● **To be done**
Copy out everything in the material from the line containing "legend-item-other: Other [632, 672, 700, 694]" down to the line containing "bar-cancer-1 [330, 363, 393, 568]", both included, with no changes.

==*==

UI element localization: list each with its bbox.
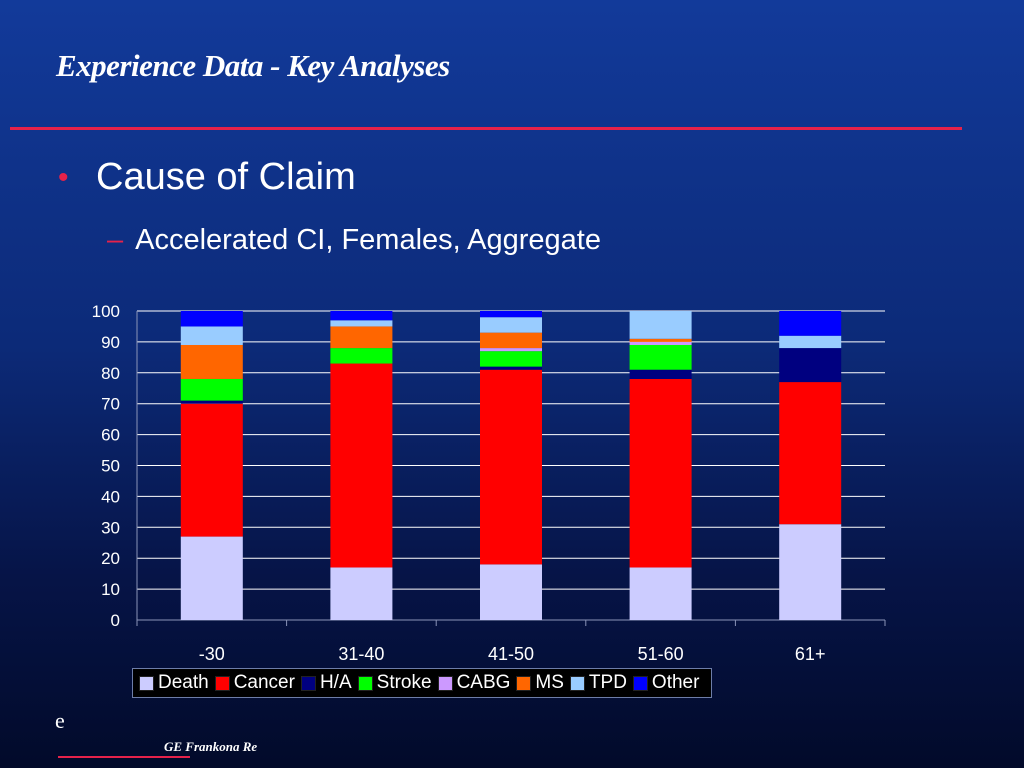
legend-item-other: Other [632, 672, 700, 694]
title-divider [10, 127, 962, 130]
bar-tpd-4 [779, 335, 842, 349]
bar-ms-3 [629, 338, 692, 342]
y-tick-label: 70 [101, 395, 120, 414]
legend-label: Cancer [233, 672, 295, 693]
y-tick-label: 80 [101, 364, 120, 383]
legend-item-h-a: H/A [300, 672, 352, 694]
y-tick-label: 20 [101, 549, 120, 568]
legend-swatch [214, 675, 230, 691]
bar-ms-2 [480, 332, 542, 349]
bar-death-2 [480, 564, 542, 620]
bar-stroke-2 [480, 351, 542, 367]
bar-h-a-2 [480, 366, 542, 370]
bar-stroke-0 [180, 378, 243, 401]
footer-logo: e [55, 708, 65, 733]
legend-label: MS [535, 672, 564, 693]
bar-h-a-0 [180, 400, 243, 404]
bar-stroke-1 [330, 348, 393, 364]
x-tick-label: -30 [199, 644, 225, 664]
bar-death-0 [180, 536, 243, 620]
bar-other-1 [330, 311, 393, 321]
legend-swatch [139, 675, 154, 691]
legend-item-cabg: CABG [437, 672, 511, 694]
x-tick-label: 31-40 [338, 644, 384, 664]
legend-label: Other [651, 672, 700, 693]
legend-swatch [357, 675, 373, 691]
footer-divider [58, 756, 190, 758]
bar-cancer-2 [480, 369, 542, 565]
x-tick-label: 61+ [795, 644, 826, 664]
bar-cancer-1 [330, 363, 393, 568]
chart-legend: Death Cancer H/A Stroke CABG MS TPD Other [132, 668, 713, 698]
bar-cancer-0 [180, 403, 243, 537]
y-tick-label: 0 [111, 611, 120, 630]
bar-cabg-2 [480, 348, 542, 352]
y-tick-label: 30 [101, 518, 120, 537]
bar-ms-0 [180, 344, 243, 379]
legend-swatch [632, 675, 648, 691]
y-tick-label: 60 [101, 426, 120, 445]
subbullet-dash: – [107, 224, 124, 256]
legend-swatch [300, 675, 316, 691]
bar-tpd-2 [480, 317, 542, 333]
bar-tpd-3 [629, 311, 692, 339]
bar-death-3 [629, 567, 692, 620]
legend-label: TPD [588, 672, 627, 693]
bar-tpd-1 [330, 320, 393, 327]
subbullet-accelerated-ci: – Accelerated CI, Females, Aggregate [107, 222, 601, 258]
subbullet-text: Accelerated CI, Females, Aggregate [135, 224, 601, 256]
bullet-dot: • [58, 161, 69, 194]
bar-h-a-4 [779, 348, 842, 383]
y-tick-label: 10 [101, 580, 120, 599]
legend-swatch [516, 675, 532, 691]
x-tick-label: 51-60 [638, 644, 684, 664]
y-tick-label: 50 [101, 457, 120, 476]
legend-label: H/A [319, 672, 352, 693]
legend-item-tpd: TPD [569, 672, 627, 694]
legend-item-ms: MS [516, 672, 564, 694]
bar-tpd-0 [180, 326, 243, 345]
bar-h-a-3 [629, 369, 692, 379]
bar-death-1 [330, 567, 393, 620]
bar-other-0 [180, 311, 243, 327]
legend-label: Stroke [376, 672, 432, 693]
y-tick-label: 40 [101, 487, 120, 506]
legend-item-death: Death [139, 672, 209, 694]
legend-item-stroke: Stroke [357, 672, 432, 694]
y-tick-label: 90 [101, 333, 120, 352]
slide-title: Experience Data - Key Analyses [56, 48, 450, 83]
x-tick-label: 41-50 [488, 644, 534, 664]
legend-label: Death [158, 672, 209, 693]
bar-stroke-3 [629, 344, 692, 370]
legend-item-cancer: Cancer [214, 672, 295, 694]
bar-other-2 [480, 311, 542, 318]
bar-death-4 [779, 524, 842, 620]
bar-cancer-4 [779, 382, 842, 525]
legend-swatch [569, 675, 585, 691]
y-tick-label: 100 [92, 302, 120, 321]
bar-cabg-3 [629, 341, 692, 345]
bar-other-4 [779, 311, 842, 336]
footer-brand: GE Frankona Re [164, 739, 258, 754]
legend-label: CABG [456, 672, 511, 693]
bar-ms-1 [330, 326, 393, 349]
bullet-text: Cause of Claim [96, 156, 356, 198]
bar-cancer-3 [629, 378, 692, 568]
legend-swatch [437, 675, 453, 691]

==*==

● **Solution below**
legend-item-other: Other [632, 672, 700, 694]
title-divider [10, 127, 962, 130]
bar-tpd-4 [779, 335, 842, 349]
bar-ms-3 [629, 338, 692, 342]
y-tick-label: 70 [101, 395, 120, 414]
legend-label: Cancer [233, 672, 295, 693]
y-tick-label: 80 [101, 364, 120, 383]
legend-item-h-a: H/A [300, 672, 352, 694]
y-tick-label: 20 [101, 549, 120, 568]
legend-swatch [214, 675, 230, 691]
bar-ms-2 [480, 332, 542, 349]
bar-death-2 [480, 564, 542, 620]
bar-stroke-2 [480, 351, 542, 367]
bar-h-a-2 [480, 366, 542, 370]
bar-stroke-0 [180, 378, 243, 401]
footer-logo: e [55, 708, 65, 733]
legend-label: MS [535, 672, 564, 693]
bar-h-a-0 [180, 400, 243, 404]
bar-stroke-1 [330, 348, 393, 364]
x-tick-label: -30 [199, 644, 225, 664]
bar-death-0 [180, 536, 243, 620]
bar-other-1 [330, 311, 393, 321]
legend-swatch [139, 675, 154, 691]
legend-item-cabg: CABG [437, 672, 511, 694]
x-tick-label: 31-40 [338, 644, 384, 664]
legend-label: Other [651, 672, 700, 693]
legend-swatch [357, 675, 373, 691]
footer-divider [58, 756, 190, 758]
bar-cancer-2 [480, 369, 542, 565]
x-tick-label: 61+ [795, 644, 826, 664]
bar-cancer-1 [330, 363, 393, 568]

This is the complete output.